_Provided data_.
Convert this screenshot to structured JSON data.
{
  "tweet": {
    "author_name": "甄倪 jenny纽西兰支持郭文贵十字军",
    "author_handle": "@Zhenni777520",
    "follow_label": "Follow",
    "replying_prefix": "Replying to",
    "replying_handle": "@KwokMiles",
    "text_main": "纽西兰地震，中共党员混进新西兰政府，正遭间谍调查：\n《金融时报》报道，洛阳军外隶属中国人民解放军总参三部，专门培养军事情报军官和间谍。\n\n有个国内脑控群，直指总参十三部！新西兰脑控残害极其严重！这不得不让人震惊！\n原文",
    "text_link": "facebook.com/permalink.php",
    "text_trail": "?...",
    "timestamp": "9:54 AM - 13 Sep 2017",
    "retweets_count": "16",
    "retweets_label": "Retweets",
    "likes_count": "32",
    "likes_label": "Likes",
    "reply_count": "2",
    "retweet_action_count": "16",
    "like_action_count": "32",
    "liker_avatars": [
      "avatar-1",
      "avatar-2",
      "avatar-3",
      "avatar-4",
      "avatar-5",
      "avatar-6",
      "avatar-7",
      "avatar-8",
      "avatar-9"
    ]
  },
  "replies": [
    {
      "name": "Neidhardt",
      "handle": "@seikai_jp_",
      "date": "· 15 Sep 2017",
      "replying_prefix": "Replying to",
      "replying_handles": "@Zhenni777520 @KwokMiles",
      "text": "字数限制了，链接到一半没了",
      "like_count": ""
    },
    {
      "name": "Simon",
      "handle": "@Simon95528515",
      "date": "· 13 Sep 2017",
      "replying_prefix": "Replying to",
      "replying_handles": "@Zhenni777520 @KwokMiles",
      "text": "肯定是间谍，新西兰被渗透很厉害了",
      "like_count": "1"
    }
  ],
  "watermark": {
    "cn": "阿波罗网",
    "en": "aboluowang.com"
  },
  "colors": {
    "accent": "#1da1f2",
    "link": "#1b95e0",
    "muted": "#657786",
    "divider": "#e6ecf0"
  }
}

_Direction_.
Reproduce the listing in full. Keep it exactly as written.

_Correct answer_.
Convert this screenshot to structured JSON data.
{
  "tweet": {
    "author_name": "甄倪 jenny纽西兰支持郭文贵十字军",
    "author_handle": "@Zhenni777520",
    "follow_label": "Follow",
    "replying_prefix": "Replying to",
    "replying_handle": "@KwokMiles",
    "text_main": "纽西兰地震，中共党员混进新西兰政府，正遭间谍调查：\n《金融时报》报道，洛阳军外隶属中国人民解放军总参三部，专门培养军事情报军官和间谍。\n\n有个国内脑控群，直指总参十三部！新西兰脑控残害极其严重！这不得不让人震惊！\n原文",
    "text_link": "facebook.com/permalink.php",
    "text_trail": "?...",
    "timestamp": "9:54 AM - 13 Sep 2017",
    "retweets_count": "16",
    "retweets_label": "Retweets",
    "likes_count": "32",
    "likes_label": "Likes",
    "reply_count": "2",
    "retweet_action_count": "16",
    "like_action_count": "32",
    "liker_avatars": [
      "avatar-1",
      "avatar-2",
      "avatar-3",
      "avatar-4",
      "avatar-5",
      "avatar-6",
      "avatar-7",
      "avatar-8",
      "avatar-9"
    ]
  },
  "replies": [
    {
      "name": "Neidhardt",
      "handle": "@seikai_jp_",
      "date": "· 15 Sep 2017",
      "replying_prefix": "Replying to",
      "replying_handles": "@Zhenni777520 @KwokMiles",
      "text": "字数限制了，链接到一半没了",
      "like_count": ""
    },
    {
      "name": "Simon",
      "handle": "@Simon95528515",
      "date": "· 13 Sep 2017",
      "replying_prefix": "Replying to",
      "replying_handles": "@Zhenni777520 @KwokMiles",
      "text": "肯定是间谍，新西兰被渗透很厉害了",
      "like_count": "1"
    }
  ],
  "watermark": {
    "cn": "阿波罗网",
    "en": "aboluowang.com"
  },
  "colors": {
    "accent": "#1da1f2",
    "link": "#1b95e0",
    "muted": "#657786",
    "divider": "#e6ecf0"
  }
}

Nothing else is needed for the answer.